What this task involves:
Rewrite everything from the line containing "Y-axis label: Count: Count xyxy=(224,63,233,88)" down to the line containing "X-axis label: β1-integrin", changing "Concentration" to "Dose" and leaving all else unchanged. Return only those lines.

++++ Listing

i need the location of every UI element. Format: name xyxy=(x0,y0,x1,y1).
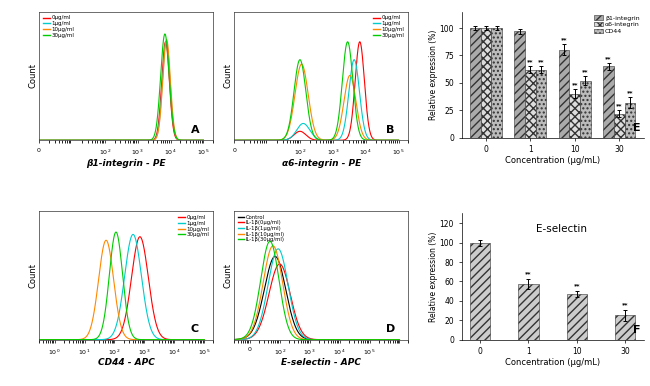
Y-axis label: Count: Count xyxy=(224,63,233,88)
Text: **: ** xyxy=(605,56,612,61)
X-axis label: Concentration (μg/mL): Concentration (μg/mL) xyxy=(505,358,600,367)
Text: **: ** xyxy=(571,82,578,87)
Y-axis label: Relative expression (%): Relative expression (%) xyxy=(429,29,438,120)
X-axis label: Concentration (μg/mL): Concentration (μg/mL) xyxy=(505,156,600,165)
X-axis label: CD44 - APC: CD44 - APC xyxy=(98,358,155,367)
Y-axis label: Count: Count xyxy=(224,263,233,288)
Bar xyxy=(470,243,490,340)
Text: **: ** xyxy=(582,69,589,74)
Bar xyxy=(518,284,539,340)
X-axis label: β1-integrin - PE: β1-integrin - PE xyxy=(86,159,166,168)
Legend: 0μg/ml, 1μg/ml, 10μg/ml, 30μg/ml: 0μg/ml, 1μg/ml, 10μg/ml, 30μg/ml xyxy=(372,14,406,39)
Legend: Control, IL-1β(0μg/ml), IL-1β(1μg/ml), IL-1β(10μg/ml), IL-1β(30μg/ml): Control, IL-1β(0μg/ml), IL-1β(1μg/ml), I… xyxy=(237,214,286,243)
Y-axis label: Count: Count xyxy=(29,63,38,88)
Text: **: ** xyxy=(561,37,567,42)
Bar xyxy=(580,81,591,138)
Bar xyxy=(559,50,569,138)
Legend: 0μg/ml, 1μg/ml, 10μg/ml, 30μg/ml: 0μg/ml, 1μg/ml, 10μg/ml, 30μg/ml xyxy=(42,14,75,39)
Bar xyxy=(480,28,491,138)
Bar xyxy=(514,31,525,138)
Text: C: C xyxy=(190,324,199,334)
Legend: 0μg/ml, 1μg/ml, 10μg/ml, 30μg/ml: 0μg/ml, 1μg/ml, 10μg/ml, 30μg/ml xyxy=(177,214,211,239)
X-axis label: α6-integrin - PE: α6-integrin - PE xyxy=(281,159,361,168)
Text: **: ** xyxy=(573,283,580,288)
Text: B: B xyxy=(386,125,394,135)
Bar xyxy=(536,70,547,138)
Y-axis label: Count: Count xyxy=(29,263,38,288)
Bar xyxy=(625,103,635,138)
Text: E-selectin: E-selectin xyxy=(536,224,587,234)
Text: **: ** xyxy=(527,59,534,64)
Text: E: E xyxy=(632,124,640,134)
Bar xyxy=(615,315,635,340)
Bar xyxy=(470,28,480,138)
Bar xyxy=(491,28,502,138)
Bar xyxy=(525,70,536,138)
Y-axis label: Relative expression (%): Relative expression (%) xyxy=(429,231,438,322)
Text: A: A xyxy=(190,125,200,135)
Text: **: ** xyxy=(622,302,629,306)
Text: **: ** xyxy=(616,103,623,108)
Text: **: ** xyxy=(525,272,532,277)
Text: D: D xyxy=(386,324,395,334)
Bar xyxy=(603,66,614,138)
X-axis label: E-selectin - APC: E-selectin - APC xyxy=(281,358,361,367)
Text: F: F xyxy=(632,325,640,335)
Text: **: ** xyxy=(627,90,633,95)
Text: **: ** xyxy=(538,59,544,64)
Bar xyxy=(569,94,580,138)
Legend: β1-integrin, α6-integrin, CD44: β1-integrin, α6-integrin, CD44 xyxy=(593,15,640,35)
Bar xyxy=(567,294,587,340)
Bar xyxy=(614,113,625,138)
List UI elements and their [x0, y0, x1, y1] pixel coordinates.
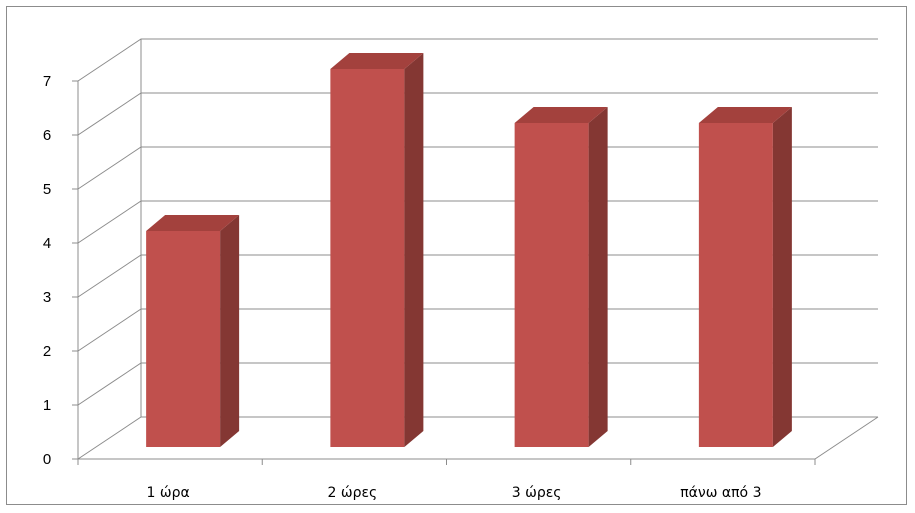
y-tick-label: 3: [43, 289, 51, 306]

++++++++

Result of this task:
Y-axis label: Count: Count xyxy=(224,63,233,88)
Text: **: ** xyxy=(605,56,612,61)
X-axis label: Dose (μg/mL): Dose (μg/mL) xyxy=(505,358,600,367)
Text: **: ** xyxy=(571,82,578,87)
Y-axis label: Relative expression (%): Relative expression (%) xyxy=(429,29,438,120)
X-axis label: Dose (μg/mL): Dose (μg/mL) xyxy=(505,156,600,165)
X-axis label: CD44 - APC: CD44 - APC xyxy=(98,358,155,367)
Y-axis label: Count: Count xyxy=(224,263,233,288)
Bar xyxy=(470,243,490,340)
Text: **: ** xyxy=(582,69,589,74)
Bar xyxy=(518,284,539,340)
X-axis label: β1-integrin - PE: β1-integrin - PE xyxy=(86,159,166,168)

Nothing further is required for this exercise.